---- Data in this exercise
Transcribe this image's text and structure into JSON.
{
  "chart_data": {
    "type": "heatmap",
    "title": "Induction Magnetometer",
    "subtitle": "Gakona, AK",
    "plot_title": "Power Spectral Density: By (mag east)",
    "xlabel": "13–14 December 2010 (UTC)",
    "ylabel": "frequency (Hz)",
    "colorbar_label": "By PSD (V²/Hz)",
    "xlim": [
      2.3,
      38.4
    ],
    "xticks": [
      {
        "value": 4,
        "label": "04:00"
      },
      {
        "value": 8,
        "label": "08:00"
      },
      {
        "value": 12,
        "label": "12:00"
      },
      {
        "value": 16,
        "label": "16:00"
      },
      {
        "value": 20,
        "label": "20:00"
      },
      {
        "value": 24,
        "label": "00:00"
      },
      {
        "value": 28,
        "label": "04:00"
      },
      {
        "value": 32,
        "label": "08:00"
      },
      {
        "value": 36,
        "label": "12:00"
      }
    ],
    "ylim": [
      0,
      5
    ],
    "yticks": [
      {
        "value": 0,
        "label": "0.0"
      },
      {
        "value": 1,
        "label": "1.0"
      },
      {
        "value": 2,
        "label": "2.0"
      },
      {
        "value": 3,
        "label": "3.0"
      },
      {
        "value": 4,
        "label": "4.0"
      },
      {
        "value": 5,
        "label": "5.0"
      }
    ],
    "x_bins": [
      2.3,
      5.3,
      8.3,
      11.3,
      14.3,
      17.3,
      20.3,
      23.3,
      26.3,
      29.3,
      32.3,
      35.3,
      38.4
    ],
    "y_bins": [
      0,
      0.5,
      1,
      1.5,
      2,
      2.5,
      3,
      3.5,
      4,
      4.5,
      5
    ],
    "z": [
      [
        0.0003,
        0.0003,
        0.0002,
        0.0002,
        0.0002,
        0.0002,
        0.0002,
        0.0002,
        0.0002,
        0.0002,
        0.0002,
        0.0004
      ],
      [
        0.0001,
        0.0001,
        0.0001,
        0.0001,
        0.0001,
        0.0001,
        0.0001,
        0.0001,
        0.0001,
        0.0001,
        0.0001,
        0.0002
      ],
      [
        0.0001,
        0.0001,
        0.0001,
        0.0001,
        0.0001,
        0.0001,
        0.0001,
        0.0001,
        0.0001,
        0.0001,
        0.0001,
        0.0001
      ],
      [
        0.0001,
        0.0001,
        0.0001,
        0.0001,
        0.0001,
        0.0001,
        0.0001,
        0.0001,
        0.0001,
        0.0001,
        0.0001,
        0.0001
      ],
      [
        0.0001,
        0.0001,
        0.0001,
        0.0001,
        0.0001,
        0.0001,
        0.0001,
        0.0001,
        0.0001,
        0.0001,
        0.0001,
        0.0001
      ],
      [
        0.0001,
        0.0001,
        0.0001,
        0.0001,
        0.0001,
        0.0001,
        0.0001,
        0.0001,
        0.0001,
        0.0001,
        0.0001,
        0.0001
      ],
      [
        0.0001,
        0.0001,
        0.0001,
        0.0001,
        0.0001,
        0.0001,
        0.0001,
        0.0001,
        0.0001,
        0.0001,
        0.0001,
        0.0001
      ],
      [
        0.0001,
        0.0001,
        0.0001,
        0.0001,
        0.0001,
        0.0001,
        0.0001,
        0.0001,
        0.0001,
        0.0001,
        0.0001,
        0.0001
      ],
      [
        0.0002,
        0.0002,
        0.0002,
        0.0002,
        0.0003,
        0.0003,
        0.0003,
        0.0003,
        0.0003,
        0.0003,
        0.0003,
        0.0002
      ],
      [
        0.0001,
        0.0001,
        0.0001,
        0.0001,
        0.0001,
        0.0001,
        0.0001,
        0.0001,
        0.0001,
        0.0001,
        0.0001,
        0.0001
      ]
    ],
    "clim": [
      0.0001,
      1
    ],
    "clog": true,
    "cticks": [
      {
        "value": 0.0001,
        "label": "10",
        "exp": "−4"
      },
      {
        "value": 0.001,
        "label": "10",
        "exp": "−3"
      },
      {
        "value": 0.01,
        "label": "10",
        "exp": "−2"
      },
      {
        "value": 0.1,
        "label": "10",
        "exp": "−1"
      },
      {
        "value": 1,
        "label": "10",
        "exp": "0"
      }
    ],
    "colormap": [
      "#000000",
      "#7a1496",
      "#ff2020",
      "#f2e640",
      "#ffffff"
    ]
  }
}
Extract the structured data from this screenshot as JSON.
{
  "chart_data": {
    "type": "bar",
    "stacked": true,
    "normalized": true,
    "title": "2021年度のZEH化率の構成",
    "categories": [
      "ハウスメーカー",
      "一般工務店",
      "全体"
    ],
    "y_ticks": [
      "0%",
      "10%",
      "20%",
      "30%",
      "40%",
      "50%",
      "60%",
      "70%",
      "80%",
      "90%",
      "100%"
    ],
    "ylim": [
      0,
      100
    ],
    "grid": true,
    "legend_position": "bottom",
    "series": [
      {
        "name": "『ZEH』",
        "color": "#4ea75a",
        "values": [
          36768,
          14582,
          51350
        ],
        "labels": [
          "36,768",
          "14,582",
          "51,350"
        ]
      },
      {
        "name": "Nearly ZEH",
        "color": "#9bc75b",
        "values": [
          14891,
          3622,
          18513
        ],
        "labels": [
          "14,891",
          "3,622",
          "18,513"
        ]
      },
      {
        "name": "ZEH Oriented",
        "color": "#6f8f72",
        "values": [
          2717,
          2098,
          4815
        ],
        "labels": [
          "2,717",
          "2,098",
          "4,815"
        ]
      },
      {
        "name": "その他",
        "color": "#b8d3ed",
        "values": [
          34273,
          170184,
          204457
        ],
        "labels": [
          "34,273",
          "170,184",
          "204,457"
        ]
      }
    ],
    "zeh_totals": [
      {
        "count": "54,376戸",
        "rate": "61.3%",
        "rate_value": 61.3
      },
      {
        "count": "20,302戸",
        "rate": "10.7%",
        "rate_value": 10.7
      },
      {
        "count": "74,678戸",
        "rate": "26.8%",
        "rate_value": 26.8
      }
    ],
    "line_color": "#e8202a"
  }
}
--------
Given problem:
Transcribe every record above exactly as it appears.

Task output:
Transcribe this image's text and structure into JSON.
{
  "chart_data": {
    "type": "heatmap",
    "title": "Induction Magnetometer",
    "subtitle": "Gakona, AK",
    "plot_title": "Power Spectral Density: By (mag east)",
    "xlabel": "13–14 December 2010 (UTC)",
    "ylabel": "frequency (Hz)",
    "colorbar_label": "By PSD (V²/Hz)",
    "xlim": [
      2.3,
      38.4
    ],
    "xticks": [
      {
        "value": 4,
        "label": "04:00"
      },
      {
        "value": 8,
        "label": "08:00"
      },
      {
        "value": 12,
        "label": "12:00"
      },
      {
        "value": 16,
        "label": "16:00"
      },
      {
        "value": 20,
        "label": "20:00"
      },
      {
        "value": 24,
        "label": "00:00"
      },
      {
        "value": 28,
        "label": "04:00"
      },
      {
        "value": 32,
        "label": "08:00"
      },
      {
        "value": 36,
        "label": "12:00"
      }
    ],
    "ylim": [
      0,
      5
    ],
    "yticks": [
      {
        "value": 0,
        "label": "0.0"
      },
      {
        "value": 1,
        "label": "1.0"
      },
      {
        "value": 2,
        "label": "2.0"
      },
      {
        "value": 3,
        "label": "3.0"
      },
      {
        "value": 4,
        "label": "4.0"
      },
      {
        "value": 5,
        "label": "5.0"
      }
    ],
    "x_bins": [
      2.3,
      5.3,
      8.3,
      11.3,
      14.3,
      17.3,
      20.3,
      23.3,
      26.3,
      29.3,
      32.3,
      35.3,
      38.4
    ],
    "y_bins": [
      0,
      0.5,
      1,
      1.5,
      2,
      2.5,
      3,
      3.5,
      4,
      4.5,
      5
    ],
    "z": [
      [
        0.0003,
        0.0003,
        0.0002,
        0.0002,
        0.0002,
        0.0002,
        0.0002,
        0.0002,
        0.0002,
        0.0002,
        0.0002,
        0.0004
      ],
      [
        0.0001,
        0.0001,
        0.0001,
        0.0001,
        0.0001,
        0.0001,
        0.0001,
        0.0001,
        0.0001,
        0.0001,
        0.0001,
        0.0002
      ],
      [
        0.0001,
        0.0001,
        0.0001,
        0.0001,
        0.0001,
        0.0001,
        0.0001,
        0.0001,
        0.0001,
        0.0001,
        0.0001,
        0.0001
      ],
      [
        0.0001,
        0.0001,
        0.0001,
        0.0001,
        0.0001,
        0.0001,
        0.0001,
        0.0001,
        0.0001,
        0.0001,
        0.0001,
        0.0001
      ],
      [
        0.0001,
        0.0001,
        0.0001,
        0.0001,
        0.0001,
        0.0001,
        0.0001,
        0.0001,
        0.0001,
        0.0001,
        0.0001,
        0.0001
      ],
      [
        0.0001,
        0.0001,
        0.0001,
        0.0001,
        0.0001,
        0.0001,
        0.0001,
        0.0001,
        0.0001,
        0.0001,
        0.0001,
        0.0001
      ],
      [
        0.0001,
        0.0001,
        0.0001,
        0.0001,
        0.0001,
        0.0001,
        0.0001,
        0.0001,
        0.0001,
        0.0001,
        0.0001,
        0.0001
      ],
      [
        0.0001,
        0.0001,
        0.0001,
        0.0001,
        0.0001,
        0.0001,
        0.0001,
        0.0001,
        0.0001,
        0.0001,
        0.0001,
        0.0001
      ],
      [
        0.0002,
        0.0002,
        0.0002,
        0.0002,
        0.0003,
        0.0003,
        0.0003,
        0.0003,
        0.0003,
        0.0003,
        0.0003,
        0.0002
      ],
      [
        0.0001,
        0.0001,
        0.0001,
        0.0001,
        0.0001,
        0.0001,
        0.0001,
        0.0001,
        0.0001,
        0.0001,
        0.0001,
        0.0001
      ]
    ],
    "clim": [
      0.0001,
      1
    ],
    "clog": true,
    "cticks": [
      {
        "value": 0.0001,
        "label": "10",
        "exp": "−4"
      },
      {
        "value": 0.001,
        "label": "10",
        "exp": "−3"
      },
      {
        "value": 0.01,
        "label": "10",
        "exp": "−2"
      },
      {
        "value": 0.1,
        "label": "10",
        "exp": "−1"
      },
      {
        "value": 1,
        "label": "10",
        "exp": "0"
      }
    ],
    "colormap": [
      "#000000",
      "#7a1496",
      "#ff2020",
      "#f2e640",
      "#ffffff"
    ]
  }
}
Extract the structured data from this screenshot as JSON.
{
  "chart_data": {
    "type": "bar",
    "stacked": true,
    "normalized": true,
    "title": "2021年度のZEH化率の構成",
    "categories": [
      "ハウスメーカー",
      "一般工務店",
      "全体"
    ],
    "y_ticks": [
      "0%",
      "10%",
      "20%",
      "30%",
      "40%",
      "50%",
      "60%",
      "70%",
      "80%",
      "90%",
      "100%"
    ],
    "ylim": [
      0,
      100
    ],
    "grid": true,
    "legend_position": "bottom",
    "series": [
      {
        "name": "『ZEH』",
        "color": "#4ea75a",
        "values": [
          36768,
          14582,
          51350
        ],
        "labels": [
          "36,768",
          "14,582",
          "51,350"
        ]
      },
      {
        "name": "Nearly ZEH",
        "color": "#9bc75b",
        "values": [
          14891,
          3622,
          18513
        ],
        "labels": [
          "14,891",
          "3,622",
          "18,513"
        ]
      },
      {
        "name": "ZEH Oriented",
        "color": "#6f8f72",
        "values": [
          2717,
          2098,
          4815
        ],
        "labels": [
          "2,717",
          "2,098",
          "4,815"
        ]
      },
      {
        "name": "その他",
        "color": "#b8d3ed",
        "values": [
          34273,
          170184,
          204457
        ],
        "labels": [
          "34,273",
          "170,184",
          "204,457"
        ]
      }
    ],
    "zeh_totals": [
      {
        "count": "54,376戸",
        "rate": "61.3%",
        "rate_value": 61.3
      },
      {
        "count": "20,302戸",
        "rate": "10.7%",
        "rate_value": 10.7
      },
      {
        "count": "74,678戸",
        "rate": "26.8%",
        "rate_value": 26.8
      }
    ],
    "line_color": "#e8202a"
  }
}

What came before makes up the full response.